§ **EXERCISE BRIEF**
Here are some records; copy every line that holds the word "загнутымъ".

§ **MATERIAL TO PROCESS**
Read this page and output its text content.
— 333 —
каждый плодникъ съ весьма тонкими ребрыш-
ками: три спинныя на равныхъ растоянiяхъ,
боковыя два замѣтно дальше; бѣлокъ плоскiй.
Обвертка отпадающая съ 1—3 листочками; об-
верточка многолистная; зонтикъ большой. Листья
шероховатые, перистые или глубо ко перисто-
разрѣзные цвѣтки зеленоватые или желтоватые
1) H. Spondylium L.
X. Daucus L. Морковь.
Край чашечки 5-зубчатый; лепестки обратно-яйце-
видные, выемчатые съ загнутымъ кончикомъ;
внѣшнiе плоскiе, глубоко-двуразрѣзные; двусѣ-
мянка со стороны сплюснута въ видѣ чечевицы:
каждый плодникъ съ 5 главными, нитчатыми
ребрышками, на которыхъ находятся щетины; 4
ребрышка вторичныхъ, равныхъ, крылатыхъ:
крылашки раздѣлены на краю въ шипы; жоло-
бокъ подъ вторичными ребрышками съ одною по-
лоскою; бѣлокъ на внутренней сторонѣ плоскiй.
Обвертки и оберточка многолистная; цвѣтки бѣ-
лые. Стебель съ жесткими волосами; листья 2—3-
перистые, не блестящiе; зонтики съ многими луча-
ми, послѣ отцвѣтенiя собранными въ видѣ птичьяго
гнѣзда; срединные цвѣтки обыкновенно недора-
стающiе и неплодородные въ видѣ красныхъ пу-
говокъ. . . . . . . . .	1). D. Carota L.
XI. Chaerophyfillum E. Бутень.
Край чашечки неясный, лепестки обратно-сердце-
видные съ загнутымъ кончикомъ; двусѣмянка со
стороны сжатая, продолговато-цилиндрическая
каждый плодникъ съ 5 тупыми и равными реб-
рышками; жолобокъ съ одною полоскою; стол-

§ **EXERCISE RESPONSE**
видные, выемчатые съ загнутымъ кончикомъ;
видные съ загнутымъ кончикомъ; двусѣмянка со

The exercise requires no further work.